What you are asked to do:
Copy out the listing that follows, exactly, without its pictures.

Data for the task:
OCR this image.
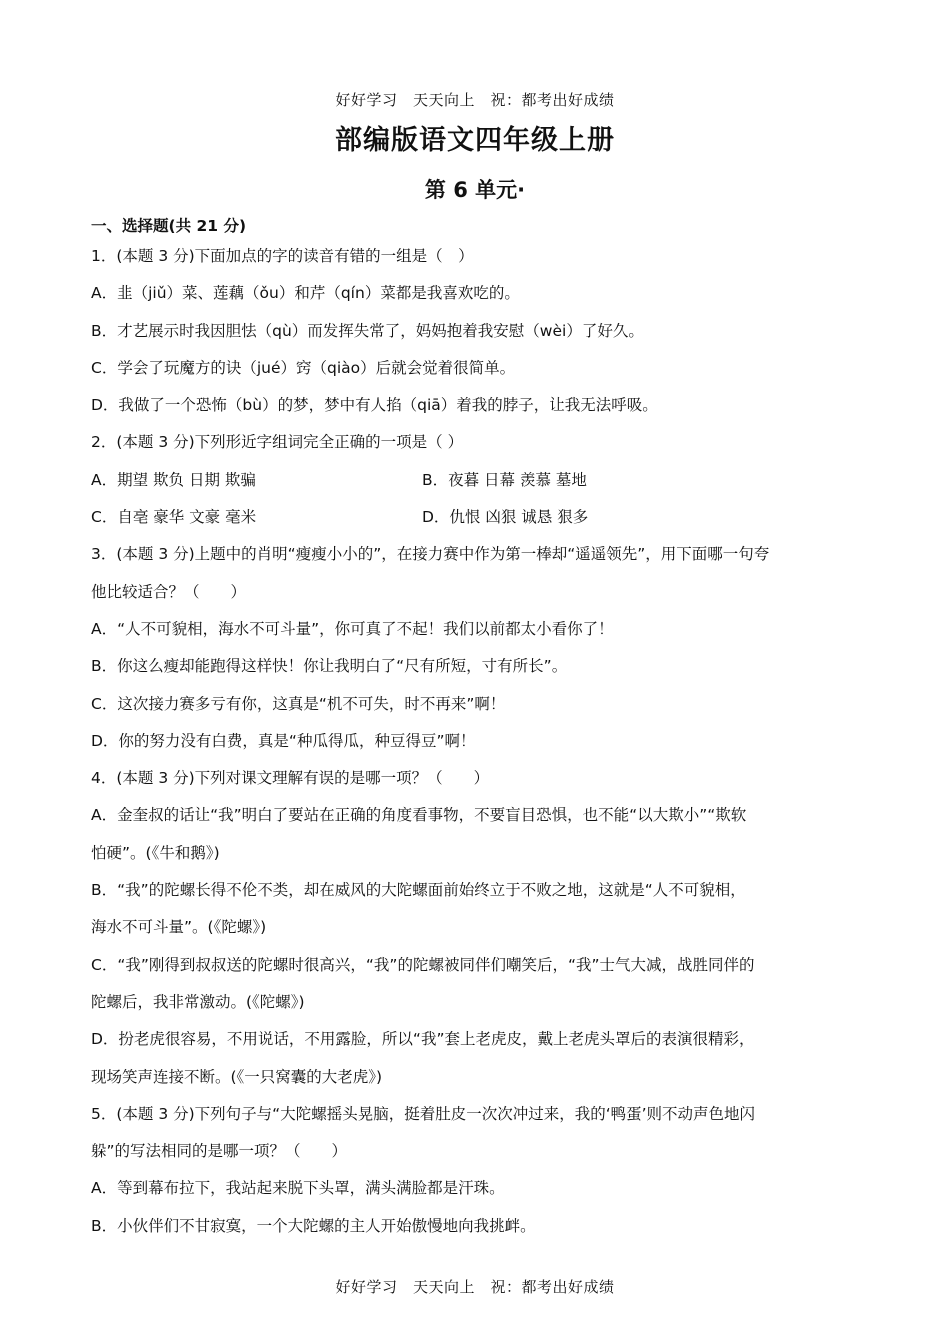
好好学习　天天向上　祝：都考出好成绩
部编版语文四年级上册
第 6 单元·
一、选择题(共 21 分)
1．(本题 3 分)下面加点的字的读音有错的一组是（　）
A．韭（jiǔ）菜、莲藕（ǒu）和芹（qín）菜都是我喜欢吃的。
B．才艺展示时我因胆怯（qù）而发挥失常了，妈妈抱着我安慰（wèi）了好久。
C．学会了玩魔方的诀（jué）窍（qiào）后就会觉着很简单。
D．我做了一个恐怖（bù）的梦，梦中有人掐（qiā）着我的脖子，让我无法呼吸。
2．(本题 3 分)下列形近字组词完全正确的一项是（ ）
A．期望 欺负 日期 欺骗	B．夜暮 日幕 羡慕 墓地
C．自亳 豪华 文豪 毫米	D．仇恨 凶狠 诚恳 狠多
3．(本题 3 分)上题中的肖明“瘦瘦小小的”，在接力赛中作为第一棒却“遥遥领先”，用下面哪一句夸
他比较适合？（　　）
A．“人不可貌相，海水不可斗量”，你可真了不起！我们以前都太小看你了！
B．你这么瘦却能跑得这样快！你让我明白了“尺有所短，寸有所长”。
C．这次接力赛多亏有你，这真是“机不可失，时不再来”啊！
D．你的努力没有白费，真是“种瓜得瓜，种豆得豆”啊！
4．(本题 3 分)下列对课文理解有误的是哪一项？（　　）
A．金奎叔的话让“我”明白了要站在正确的角度看事物，不要盲目恐惧，也不能“以大欺小”“欺软
怕硬”。(《牛和鹅》)
B．“我”的陀螺长得不伦不类，却在威风的大陀螺面前始终立于不败之地，这就是“人不可貌相，
海水不可斗量”。(《陀螺》)
C．“我”刚得到叔叔送的陀螺时很高兴，“我”的陀螺被同伴们嘲笑后，“我”士气大减，战胜同伴的
陀螺后，我非常激动。(《陀螺》)
D．扮老虎很容易，不用说话，不用露脸，所以“我”套上老虎皮，戴上老虎头罩后的表演很精彩，
现场笑声连接不断。(《一只窝囊的大老虎》)
5．(本题 3 分)下列句子与“大陀螺摇头晃脑，挺着肚皮一次次冲过来，我的‘鸭蛋’则不动声色地闪
躲”的写法相同的是哪一项？（　　）
A．等到幕布拉下，我站起来脱下头罩，满头满脸都是汗珠。
B．小伙伴们不甘寂寞，一个大陀螺的主人开始傲慢地向我挑衅。
好好学习　天天向上　祝：都考出好成绩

Answer to this exercise:
OCR this image.
好好学习　天天向上　祝：都考出好成绩
部编版语文四年级上册
第 6 单元·
一、选择题(共 21 分)
1．(本题 3 分)下面加点的字的读音有错的一组是（　）
A．韭（jiǔ）菜、莲藕（ǒu）和芹（qín）菜都是我喜欢吃的。
B．才艺展示时我因胆怯（qù）而发挥失常了，妈妈抱着我安慰（wèi）了好久。
C．学会了玩魔方的诀（jué）窍（qiào）后就会觉着很简单。
D．我做了一个恐怖（bù）的梦，梦中有人掐（qiā）着我的脖子，让我无法呼吸。
2．(本题 3 分)下列形近字组词完全正确的一项是（ ）
A．期望 欺负 日期 欺骗	B．夜暮 日幕 羡慕 墓地
C．自亳 豪华 文豪 毫米	D．仇恨 凶狠 诚恳 狠多
3．(本题 3 分)上题中的肖明“瘦瘦小小的”，在接力赛中作为第一棒却“遥遥领先”，用下面哪一句夸
他比较适合？（　　）
A．“人不可貌相，海水不可斗量”，你可真了不起！我们以前都太小看你了！
B．你这么瘦却能跑得这样快！你让我明白了“尺有所短，寸有所长”。
C．这次接力赛多亏有你，这真是“机不可失，时不再来”啊！
D．你的努力没有白费，真是“种瓜得瓜，种豆得豆”啊！
4．(本题 3 分)下列对课文理解有误的是哪一项？（　　）
A．金奎叔的话让“我”明白了要站在正确的角度看事物，不要盲目恐惧，也不能“以大欺小”“欺软
怕硬”。(《牛和鹅》)
B．“我”的陀螺长得不伦不类，却在威风的大陀螺面前始终立于不败之地，这就是“人不可貌相，
海水不可斗量”。(《陀螺》)
C．“我”刚得到叔叔送的陀螺时很高兴，“我”的陀螺被同伴们嘲笑后，“我”士气大减，战胜同伴的
陀螺后，我非常激动。(《陀螺》)
D．扮老虎很容易，不用说话，不用露脸，所以“我”套上老虎皮，戴上老虎头罩后的表演很精彩，
现场笑声连接不断。(《一只窝囊的大老虎》)
5．(本题 3 分)下列句子与“大陀螺摇头晃脑，挺着肚皮一次次冲过来，我的‘鸭蛋’则不动声色地闪
躲”的写法相同的是哪一项？（　　）
A．等到幕布拉下，我站起来脱下头罩，满头满脸都是汗珠。
B．小伙伴们不甘寂寞，一个大陀螺的主人开始傲慢地向我挑衅。
好好学习　天天向上　祝：都考出好成绩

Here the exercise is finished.